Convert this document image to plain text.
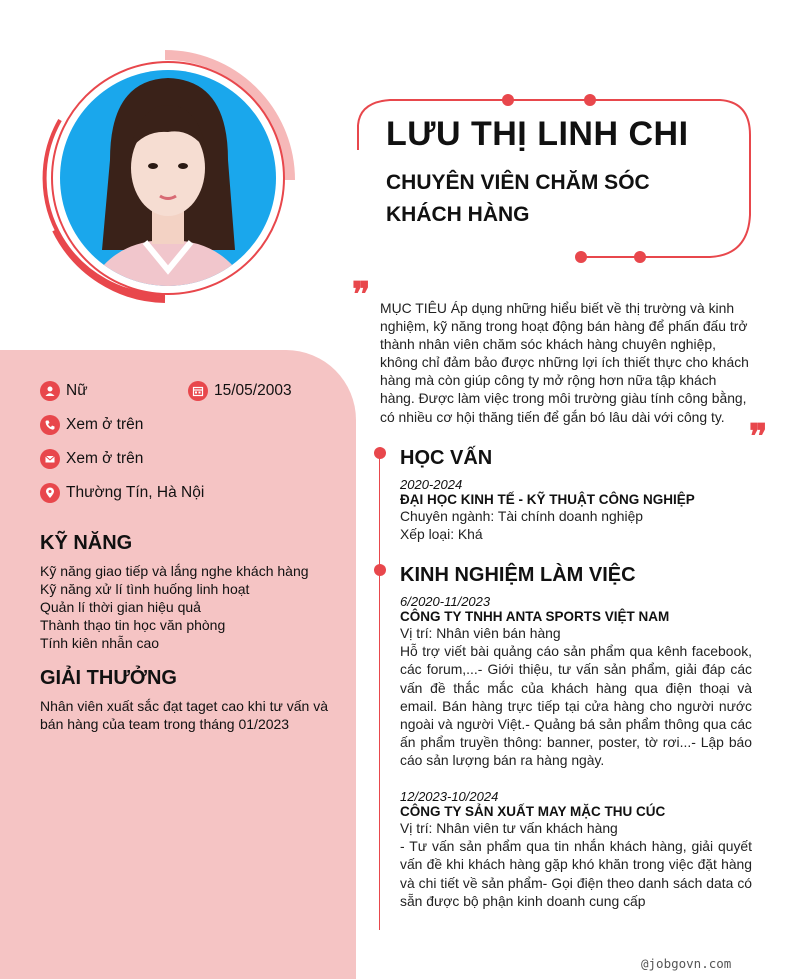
LƯU THỊ LINH CHI
CHUYÊN VIÊN CHĂM SÓC KHÁCH HÀNG
❞ MỤC TIÊU Áp dụng những hiểu biết về thị trường và kinh nghiệm, kỹ năng trong hoạt động bán hàng để phấn đấu trở thành nhân viên chăm sóc khách hàng chuyên nghiệp, không chỉ đảm bảo được những lợi ích thiết thực cho khách hàng mà còn giúp công ty mở rộng hơn nữa tập khách hàng. Được làm việc trong môi trường giàu tính công bằng, có nhiều cơ hội thăng tiến để gắn bó lâu dài với công ty.
❞
Nữ	15/05/2003
Xem ở trên
Xem ở trên
Thường Tín, Hà Nội
KỸ NĂNG
Kỹ năng giao tiếp và lắng nghe khách hàng
Kỹ năng xử lí tình huống linh hoạt
Quản lí thời gian hiệu quả
Thành thạo tin học văn phòng
Tính kiên nhẫn cao
GIẢI THƯỞNG
Nhân viên xuất sắc đạt taget cao khi tư vấn và bán hàng của team trong tháng 01/2023
HỌC VẤN
2020-2024
ĐẠI HỌC KINH TẾ - KỸ THUẬT CÔNG NGHIỆP
Chuyên ngành: Tài chính doanh nghiệp
Xếp loại: Khá
KINH NGHIỆM LÀM VIỆC
6/2020-11/2023
CÔNG TY TNHH ANTA SPORTS VIỆT NAM
Vị trí: Nhân viên bán hàng
Hỗ trợ viết bài quảng cáo sản phẩm qua kênh facebook, các forum,...- Giới thiệu, tư vấn sản phẩm, giải đáp các vấn đề thắc mắc của khách hàng qua điện thoại và email. Bán hàng trực tiếp tại cửa hàng cho người nước ngoài và người Việt.- Quảng bá sản phẩm thông qua các ấn phẩm truyền thông: banner, poster, tờ rơi...- Lập báo cáo sản lượng bán ra hàng ngày.
12/2023-10/2024
CÔNG TY SẢN XUẤT MAY MẶC THU CÚC
Vị trí: Nhân viên tư vấn khách hàng
- Tư vấn sản phẩm qua tin nhắn khách hàng, giải quyết vấn đề khi khách hàng gặp khó khăn trong việc đặt hàng và chi tiết về sản phẩm- Gọi điện theo danh sách data có sẵn được bộ phận kinh doanh cung cấp
@jobgovn.com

### Set exercise:
Where a line contains "được", copy that line.

### Final result:
❞ MỤC TIÊU Áp dụng những hiểu biết về thị trường và kinh nghiệm, kỹ năng trong hoạt động bán hàng để phấn đấu trở thành nhân viên chăm sóc khách hàng chuyên nghiệp, không chỉ đảm bảo được những lợi ích thiết thực cho khách hàng mà còn giúp công ty mở rộng hơn nữa tập khách hàng. Được làm việc trong môi trường giàu tính công bằng, có nhiều cơ hội thăng tiến để gắn bó lâu dài với công ty.
- Tư vấn sản phẩm qua tin nhắn khách hàng, giải quyết vấn đề khi khách hàng gặp khó khăn trong việc đặt hàng và chi tiết về sản phẩm- Gọi điện theo danh sách data có sẵn được bộ phận kinh doanh cung cấp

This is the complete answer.